%%
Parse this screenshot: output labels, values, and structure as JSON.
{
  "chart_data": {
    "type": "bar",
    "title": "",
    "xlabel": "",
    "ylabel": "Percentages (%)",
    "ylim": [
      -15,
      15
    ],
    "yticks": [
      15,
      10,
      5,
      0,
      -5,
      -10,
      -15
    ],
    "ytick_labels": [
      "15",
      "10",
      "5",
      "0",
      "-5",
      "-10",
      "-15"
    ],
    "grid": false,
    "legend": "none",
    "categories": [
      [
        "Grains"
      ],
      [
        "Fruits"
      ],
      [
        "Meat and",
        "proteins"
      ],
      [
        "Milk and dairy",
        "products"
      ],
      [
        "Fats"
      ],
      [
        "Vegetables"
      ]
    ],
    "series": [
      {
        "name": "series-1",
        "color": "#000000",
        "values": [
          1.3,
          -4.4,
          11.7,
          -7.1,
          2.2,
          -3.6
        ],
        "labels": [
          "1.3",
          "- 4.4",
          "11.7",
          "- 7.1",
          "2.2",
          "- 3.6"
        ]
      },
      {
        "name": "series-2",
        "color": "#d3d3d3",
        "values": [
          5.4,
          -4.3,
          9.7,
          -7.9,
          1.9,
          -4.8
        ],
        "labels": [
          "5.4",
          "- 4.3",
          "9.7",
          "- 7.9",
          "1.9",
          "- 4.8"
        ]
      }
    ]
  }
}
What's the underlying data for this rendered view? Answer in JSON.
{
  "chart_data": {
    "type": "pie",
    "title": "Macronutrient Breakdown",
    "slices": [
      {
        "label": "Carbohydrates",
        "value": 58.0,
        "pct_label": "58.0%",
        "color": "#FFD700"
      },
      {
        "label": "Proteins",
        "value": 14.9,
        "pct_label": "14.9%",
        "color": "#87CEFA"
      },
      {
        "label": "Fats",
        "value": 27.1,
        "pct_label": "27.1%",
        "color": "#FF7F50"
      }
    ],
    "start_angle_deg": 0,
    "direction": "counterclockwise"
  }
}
%%
Assigned task. Provide a verbatim copy of all the entries.

Task solution.
Parse this screenshot: output labels, values, and structure as JSON.
{
  "chart_data": {
    "type": "bar",
    "title": "",
    "xlabel": "",
    "ylabel": "Percentages (%)",
    "ylim": [
      -15,
      15
    ],
    "yticks": [
      15,
      10,
      5,
      0,
      -5,
      -10,
      -15
    ],
    "ytick_labels": [
      "15",
      "10",
      "5",
      "0",
      "-5",
      "-10",
      "-15"
    ],
    "grid": false,
    "legend": "none",
    "categories": [
      [
        "Grains"
      ],
      [
        "Fruits"
      ],
      [
        "Meat and",
        "proteins"
      ],
      [
        "Milk and dairy",
        "products"
      ],
      [
        "Fats"
      ],
      [
        "Vegetables"
      ]
    ],
    "series": [
      {
        "name": "series-1",
        "color": "#000000",
        "values": [
          1.3,
          -4.4,
          11.7,
          -7.1,
          2.2,
          -3.6
        ],
        "labels": [
          "1.3",
          "- 4.4",
          "11.7",
          "- 7.1",
          "2.2",
          "- 3.6"
        ]
      },
      {
        "name": "series-2",
        "color": "#d3d3d3",
        "values": [
          5.4,
          -4.3,
          9.7,
          -7.9,
          1.9,
          -4.8
        ],
        "labels": [
          "5.4",
          "- 4.3",
          "9.7",
          "- 7.9",
          "1.9",
          "- 4.8"
        ]
      }
    ]
  }
}
What's the underlying data for this rendered view? Answer in JSON.
{
  "chart_data": {
    "type": "pie",
    "title": "Macronutrient Breakdown",
    "slices": [
      {
        "label": "Carbohydrates",
        "value": 58.0,
        "pct_label": "58.0%",
        "color": "#FFD700"
      },
      {
        "label": "Proteins",
        "value": 14.9,
        "pct_label": "14.9%",
        "color": "#87CEFA"
      },
      {
        "label": "Fats",
        "value": 27.1,
        "pct_label": "27.1%",
        "color": "#FF7F50"
      }
    ],
    "start_angle_deg": 0,
    "direction": "counterclockwise"
  }
}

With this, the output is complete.